REQUEST: Pull out every line in the data that has the string "content" in it.

(Data records)
** Begin **

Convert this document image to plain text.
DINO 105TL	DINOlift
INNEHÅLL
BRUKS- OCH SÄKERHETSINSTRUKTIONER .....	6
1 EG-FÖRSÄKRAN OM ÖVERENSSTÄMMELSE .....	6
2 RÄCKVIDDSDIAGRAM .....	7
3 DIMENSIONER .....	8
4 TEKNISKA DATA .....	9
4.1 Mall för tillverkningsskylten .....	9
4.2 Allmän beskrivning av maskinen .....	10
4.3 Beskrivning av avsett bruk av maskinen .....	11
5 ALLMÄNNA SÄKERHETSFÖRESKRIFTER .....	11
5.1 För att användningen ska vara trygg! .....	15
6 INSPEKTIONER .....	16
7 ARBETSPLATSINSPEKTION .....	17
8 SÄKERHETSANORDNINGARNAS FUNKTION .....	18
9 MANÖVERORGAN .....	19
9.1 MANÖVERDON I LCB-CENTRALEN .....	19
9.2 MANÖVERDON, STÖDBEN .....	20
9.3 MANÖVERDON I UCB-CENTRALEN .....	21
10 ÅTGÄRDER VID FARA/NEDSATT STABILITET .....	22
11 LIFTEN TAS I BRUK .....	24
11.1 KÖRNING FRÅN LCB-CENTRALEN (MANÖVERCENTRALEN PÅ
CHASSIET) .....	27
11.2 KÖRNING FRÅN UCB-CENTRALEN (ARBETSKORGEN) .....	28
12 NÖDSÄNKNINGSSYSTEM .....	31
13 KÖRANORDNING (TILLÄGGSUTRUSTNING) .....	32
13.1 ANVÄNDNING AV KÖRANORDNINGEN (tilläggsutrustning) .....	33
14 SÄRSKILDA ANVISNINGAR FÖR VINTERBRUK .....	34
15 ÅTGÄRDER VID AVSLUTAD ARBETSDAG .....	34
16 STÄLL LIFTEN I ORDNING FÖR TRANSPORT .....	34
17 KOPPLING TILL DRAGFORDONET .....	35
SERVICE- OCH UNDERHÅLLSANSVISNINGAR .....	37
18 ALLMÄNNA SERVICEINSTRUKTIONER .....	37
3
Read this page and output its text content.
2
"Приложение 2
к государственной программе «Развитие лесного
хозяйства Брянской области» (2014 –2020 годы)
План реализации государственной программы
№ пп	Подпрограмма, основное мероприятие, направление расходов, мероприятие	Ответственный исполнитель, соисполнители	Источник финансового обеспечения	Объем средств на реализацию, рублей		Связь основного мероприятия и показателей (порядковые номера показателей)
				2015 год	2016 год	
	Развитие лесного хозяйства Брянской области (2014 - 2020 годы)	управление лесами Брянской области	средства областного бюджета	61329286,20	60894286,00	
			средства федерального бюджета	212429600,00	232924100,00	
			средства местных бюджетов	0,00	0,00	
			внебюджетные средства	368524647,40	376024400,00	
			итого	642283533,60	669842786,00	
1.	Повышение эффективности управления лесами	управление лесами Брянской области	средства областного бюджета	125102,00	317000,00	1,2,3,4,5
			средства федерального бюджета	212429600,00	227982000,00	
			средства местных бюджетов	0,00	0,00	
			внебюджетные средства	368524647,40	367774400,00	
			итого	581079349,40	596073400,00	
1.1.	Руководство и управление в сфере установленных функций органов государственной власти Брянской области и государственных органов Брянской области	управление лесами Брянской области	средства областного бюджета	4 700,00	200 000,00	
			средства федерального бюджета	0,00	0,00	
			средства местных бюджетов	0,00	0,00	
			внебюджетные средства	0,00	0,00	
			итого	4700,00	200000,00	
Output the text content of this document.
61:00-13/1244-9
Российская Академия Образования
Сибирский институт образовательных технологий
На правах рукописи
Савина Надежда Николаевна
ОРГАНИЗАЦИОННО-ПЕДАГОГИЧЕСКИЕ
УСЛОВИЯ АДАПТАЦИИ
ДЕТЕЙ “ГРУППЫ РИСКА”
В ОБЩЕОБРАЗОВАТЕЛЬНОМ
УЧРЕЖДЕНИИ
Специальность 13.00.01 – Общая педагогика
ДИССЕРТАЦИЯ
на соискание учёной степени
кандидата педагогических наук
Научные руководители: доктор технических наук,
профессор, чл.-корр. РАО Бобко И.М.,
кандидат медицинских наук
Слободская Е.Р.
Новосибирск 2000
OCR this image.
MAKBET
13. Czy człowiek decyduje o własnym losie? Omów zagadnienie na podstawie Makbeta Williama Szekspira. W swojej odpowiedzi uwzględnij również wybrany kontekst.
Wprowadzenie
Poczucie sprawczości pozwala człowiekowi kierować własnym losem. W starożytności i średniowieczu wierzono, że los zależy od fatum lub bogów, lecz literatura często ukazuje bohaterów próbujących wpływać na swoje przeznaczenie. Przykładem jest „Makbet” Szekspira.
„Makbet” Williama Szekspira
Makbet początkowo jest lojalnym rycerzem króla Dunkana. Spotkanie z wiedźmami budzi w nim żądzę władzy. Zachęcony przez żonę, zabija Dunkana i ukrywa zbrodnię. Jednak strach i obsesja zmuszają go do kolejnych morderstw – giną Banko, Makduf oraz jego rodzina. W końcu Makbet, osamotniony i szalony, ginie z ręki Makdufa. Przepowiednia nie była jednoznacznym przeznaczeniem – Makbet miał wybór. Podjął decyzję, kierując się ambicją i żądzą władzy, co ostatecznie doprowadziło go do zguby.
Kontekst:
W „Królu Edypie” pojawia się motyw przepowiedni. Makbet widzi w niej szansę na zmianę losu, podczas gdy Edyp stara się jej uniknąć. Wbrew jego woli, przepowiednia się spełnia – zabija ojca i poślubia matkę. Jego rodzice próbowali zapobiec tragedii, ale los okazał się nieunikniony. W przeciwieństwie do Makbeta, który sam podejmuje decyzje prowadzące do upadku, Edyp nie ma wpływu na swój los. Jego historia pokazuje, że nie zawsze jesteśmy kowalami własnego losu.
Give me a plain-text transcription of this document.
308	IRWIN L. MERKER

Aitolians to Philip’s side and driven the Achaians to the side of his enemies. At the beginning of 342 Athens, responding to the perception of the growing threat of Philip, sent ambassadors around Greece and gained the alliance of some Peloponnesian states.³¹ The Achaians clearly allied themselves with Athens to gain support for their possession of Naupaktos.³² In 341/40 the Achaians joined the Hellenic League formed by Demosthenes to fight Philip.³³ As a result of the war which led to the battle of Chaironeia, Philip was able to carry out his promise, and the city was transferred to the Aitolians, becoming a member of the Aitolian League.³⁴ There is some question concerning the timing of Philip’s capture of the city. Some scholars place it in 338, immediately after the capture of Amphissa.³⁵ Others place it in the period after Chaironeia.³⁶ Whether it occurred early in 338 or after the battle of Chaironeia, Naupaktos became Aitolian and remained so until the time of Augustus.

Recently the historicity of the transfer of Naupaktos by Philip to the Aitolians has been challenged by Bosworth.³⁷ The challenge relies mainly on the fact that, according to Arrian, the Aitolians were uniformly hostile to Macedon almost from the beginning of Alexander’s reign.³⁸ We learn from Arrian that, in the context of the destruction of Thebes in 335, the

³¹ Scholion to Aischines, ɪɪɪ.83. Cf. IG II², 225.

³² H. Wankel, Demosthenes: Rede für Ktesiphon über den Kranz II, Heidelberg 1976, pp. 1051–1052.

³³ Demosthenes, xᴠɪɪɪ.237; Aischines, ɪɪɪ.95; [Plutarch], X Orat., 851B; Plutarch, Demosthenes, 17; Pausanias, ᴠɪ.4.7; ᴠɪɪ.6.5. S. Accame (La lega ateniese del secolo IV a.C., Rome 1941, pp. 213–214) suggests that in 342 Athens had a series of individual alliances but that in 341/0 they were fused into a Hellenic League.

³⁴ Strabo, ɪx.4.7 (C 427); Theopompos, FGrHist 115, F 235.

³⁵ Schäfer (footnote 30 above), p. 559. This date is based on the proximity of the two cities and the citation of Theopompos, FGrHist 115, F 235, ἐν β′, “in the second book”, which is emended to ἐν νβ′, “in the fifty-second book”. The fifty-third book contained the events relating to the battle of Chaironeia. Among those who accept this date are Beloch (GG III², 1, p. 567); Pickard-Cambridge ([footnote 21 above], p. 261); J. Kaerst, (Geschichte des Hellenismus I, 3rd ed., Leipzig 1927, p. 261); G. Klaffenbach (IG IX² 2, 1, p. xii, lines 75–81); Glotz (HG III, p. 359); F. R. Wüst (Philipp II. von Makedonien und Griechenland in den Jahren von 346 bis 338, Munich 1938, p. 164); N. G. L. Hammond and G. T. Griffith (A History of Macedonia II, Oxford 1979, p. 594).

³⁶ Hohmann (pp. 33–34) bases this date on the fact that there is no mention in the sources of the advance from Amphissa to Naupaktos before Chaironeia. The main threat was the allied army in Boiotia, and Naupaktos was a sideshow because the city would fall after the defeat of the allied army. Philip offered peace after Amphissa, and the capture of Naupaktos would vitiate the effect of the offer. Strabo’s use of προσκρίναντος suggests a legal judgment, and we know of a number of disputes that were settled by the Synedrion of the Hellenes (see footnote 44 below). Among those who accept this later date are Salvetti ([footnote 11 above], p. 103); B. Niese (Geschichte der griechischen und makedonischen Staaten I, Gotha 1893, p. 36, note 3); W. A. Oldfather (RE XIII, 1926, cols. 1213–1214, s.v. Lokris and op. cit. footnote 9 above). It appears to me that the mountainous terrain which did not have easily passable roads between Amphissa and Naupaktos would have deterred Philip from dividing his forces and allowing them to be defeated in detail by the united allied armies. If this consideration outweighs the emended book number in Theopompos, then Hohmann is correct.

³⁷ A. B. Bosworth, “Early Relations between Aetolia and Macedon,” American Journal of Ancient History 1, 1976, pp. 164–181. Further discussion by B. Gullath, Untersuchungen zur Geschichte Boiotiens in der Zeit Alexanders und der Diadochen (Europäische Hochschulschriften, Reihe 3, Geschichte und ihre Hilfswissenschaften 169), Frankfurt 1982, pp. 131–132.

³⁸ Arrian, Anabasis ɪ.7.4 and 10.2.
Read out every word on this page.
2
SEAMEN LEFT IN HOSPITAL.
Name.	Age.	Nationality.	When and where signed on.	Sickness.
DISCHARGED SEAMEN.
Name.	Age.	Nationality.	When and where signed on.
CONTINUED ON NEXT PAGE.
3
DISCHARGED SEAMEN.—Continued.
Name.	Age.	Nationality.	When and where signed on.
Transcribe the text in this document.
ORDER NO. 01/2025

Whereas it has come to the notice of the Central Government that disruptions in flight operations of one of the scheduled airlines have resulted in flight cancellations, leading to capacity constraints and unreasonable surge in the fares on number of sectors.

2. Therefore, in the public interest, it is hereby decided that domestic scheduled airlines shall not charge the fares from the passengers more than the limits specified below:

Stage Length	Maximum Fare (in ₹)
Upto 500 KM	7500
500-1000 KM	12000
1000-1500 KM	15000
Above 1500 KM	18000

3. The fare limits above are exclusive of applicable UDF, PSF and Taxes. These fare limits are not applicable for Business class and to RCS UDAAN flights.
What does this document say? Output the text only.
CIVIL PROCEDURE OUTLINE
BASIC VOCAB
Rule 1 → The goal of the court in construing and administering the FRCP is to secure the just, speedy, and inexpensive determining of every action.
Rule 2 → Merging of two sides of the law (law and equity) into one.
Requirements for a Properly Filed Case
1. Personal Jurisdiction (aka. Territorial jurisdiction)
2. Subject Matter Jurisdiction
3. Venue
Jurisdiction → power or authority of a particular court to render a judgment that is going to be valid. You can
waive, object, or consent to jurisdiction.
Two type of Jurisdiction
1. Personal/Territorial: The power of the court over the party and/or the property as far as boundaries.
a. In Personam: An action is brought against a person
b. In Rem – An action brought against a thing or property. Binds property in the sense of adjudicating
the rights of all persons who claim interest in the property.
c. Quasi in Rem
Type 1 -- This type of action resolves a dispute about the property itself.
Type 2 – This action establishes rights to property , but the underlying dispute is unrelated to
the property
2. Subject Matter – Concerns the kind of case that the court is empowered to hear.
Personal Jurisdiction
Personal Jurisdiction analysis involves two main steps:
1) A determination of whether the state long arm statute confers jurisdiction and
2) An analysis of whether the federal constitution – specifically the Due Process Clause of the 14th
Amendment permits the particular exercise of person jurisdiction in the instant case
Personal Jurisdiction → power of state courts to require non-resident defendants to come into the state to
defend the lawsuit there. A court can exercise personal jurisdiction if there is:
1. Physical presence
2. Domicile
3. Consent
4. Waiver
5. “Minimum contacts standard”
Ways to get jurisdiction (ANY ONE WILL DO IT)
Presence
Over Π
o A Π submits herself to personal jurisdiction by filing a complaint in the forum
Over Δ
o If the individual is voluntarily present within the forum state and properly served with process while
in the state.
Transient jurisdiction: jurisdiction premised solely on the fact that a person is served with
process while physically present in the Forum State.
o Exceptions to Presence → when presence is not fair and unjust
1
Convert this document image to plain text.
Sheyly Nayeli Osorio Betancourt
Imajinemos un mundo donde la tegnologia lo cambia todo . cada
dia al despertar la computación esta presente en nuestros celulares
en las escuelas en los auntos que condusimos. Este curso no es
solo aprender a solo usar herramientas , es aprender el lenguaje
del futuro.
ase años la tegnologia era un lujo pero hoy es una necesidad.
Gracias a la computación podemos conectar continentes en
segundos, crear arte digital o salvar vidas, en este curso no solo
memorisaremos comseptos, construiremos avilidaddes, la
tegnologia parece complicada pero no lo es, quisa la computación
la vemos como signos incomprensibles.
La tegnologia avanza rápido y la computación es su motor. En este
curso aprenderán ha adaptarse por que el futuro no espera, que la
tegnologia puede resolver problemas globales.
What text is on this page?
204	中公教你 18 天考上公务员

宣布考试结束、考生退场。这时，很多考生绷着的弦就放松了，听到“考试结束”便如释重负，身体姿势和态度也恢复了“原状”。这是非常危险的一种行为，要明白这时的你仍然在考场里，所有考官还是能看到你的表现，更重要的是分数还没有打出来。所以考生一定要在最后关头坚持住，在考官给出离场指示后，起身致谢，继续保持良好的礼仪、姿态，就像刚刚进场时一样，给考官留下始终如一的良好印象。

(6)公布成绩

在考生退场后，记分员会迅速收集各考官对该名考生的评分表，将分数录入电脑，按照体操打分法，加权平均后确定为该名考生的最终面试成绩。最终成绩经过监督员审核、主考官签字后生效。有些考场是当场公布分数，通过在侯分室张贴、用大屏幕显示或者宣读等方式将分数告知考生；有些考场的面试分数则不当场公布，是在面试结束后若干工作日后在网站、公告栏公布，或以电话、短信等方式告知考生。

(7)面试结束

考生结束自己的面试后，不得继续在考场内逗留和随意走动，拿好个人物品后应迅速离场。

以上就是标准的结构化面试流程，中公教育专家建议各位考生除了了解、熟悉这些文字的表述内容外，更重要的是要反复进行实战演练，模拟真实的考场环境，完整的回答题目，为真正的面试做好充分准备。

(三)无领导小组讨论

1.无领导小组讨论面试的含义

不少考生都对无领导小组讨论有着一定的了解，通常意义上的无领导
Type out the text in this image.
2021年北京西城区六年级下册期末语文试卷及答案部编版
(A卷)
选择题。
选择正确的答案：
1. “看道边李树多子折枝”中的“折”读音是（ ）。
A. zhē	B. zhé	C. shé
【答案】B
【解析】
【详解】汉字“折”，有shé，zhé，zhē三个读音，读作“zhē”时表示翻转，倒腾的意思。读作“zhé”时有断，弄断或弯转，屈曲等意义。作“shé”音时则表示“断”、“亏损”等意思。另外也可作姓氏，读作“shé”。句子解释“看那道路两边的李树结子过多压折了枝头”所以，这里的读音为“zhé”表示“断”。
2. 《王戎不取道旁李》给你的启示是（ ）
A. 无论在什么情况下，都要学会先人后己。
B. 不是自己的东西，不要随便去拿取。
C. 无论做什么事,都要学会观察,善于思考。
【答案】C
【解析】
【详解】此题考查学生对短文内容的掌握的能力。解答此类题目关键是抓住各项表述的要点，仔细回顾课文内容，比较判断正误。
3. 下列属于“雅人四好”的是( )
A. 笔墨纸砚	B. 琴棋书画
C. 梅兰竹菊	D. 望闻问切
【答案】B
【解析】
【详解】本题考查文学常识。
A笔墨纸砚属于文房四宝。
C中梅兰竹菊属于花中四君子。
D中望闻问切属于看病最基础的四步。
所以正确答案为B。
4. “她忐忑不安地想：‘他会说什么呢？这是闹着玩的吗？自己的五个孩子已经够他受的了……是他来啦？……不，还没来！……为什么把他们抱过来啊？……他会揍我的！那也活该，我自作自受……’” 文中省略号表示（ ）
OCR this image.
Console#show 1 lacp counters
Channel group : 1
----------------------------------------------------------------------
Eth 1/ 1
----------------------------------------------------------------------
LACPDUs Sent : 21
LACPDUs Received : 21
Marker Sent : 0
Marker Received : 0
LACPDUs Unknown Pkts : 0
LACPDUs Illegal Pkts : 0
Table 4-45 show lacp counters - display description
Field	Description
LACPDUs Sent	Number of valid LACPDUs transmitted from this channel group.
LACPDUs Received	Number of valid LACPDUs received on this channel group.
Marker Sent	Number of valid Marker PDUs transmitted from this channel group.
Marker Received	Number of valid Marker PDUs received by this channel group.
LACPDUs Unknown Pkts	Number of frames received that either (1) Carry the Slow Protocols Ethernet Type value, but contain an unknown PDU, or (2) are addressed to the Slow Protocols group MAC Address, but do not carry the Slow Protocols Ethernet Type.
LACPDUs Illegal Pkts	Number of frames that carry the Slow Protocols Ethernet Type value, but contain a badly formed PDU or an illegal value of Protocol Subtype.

** End **

SOLUTION TO THIS PROBLEM:
Read this page and output its text content.
Output the text content of this document.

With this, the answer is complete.